Start of Block
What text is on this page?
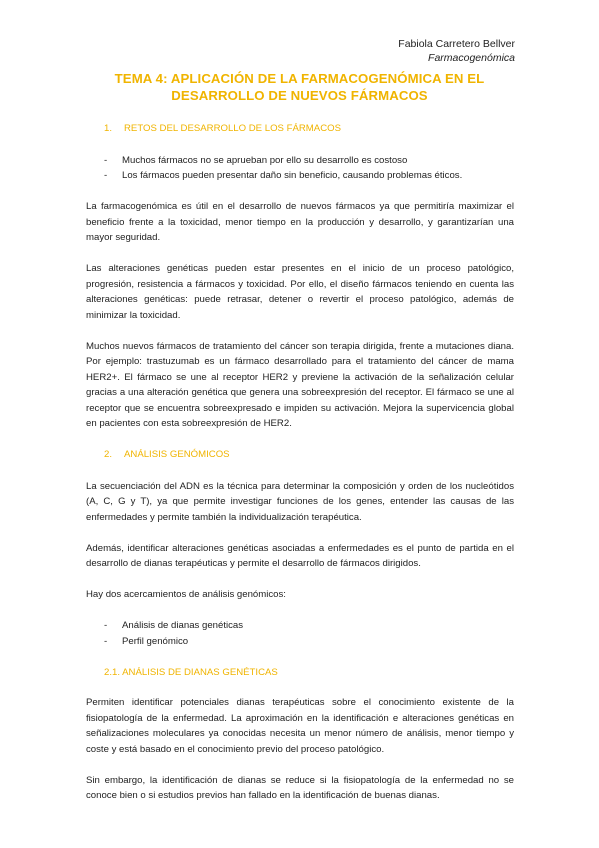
Fabiola Carretero Bellver
Farmacogenómica
TEMA 4: APLICACIÓN DE LA FARMACOGENÓMICA EN EL
DESARROLLO DE NUEVOS FÁRMACOS
1. RETOS DEL DESARROLLO DE LOS FÁRMACOS
- Muchos fármacos no se aprueban por ello su desarrollo es costoso
- Los fármacos pueden presentar daño sin beneficio, causando problemas éticos.
La farmacogenómica es útil en el desarrollo de nuevos fármacos ya que permitiría maximizar el beneficio frente a la toxicidad, menor tiempo en la producción y desarrollo, y garantizarían una mayor seguridad.
Las alteraciones genéticas pueden estar presentes en el inicio de un proceso patológico, progresión, resistencia a fármacos y toxicidad. Por ello, el diseño fármacos teniendo en cuenta las alteraciones genéticas: puede retrasar, detener o revertir el proceso patológico, además de minimizar la toxicidad.
Muchos nuevos fármacos de tratamiento del cáncer son terapia dirigida, frente a mutaciones diana. Por ejemplo: trastuzumab es un fármaco desarrollado para el tratamiento del cáncer de mama HER2+. El fármaco se une al receptor HER2 y previene la activación de la señalización celular gracias a una alteración genética que genera una sobreexpresión del receptor. El fármaco se une al receptor que se encuentra sobreexpresado e impiden su activación. Mejora la supervicencia global en pacientes con esta sobreexpresión de HER2.
2. ANÁLISIS GENÓMICOS
La secuenciación del ADN es la técnica para determinar la composición y orden de los nucleótidos (A, C, G y T), ya que permite investigar funciones de los genes, entender las causas de las enfermedades y permite también la individualización terapéutica.
Además, identificar alteraciones genéticas asociadas a enfermedades es el punto de partida en el desarrollo de dianas terapéuticas y permite el desarrollo de fármacos dirigidos.
Hay dos acercamientos de análisis genómicos:
- Análisis de dianas genéticas
- Perfil genómico
2.1. ANÁLISIS DE DIANAS GENÉTICAS
Permiten identificar potenciales dianas terapéuticas sobre el conocimiento existente de la fisiopatología de la enfermedad. La aproximación en la identificación e alteraciones genéticas en señalizaciones moleculares ya conocidas necesita un menor número de análisis, menor tiempo y coste y está basado en el conocimiento previo del proceso patológico.
Sin embargo, la identificación de dianas se reduce si la fisiopatología de la enfermedad no se conoce bien o si estudios previos han fallado en la identificación de buenas dianas.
End of Block
What you are asked to do:
Only the lines that hold the word "beneficio" are wanted; each should be pulled from the records.

Answer:
- Los fármacos pueden presentar daño sin beneficio, causando problemas éticos.
La farmacogenómica es útil en el desarrollo de nuevos fármacos ya que permitiría maximizar el beneficio frente a la toxicidad, menor tiempo en la producción y desarrollo, y garantizarían una mayor seguridad.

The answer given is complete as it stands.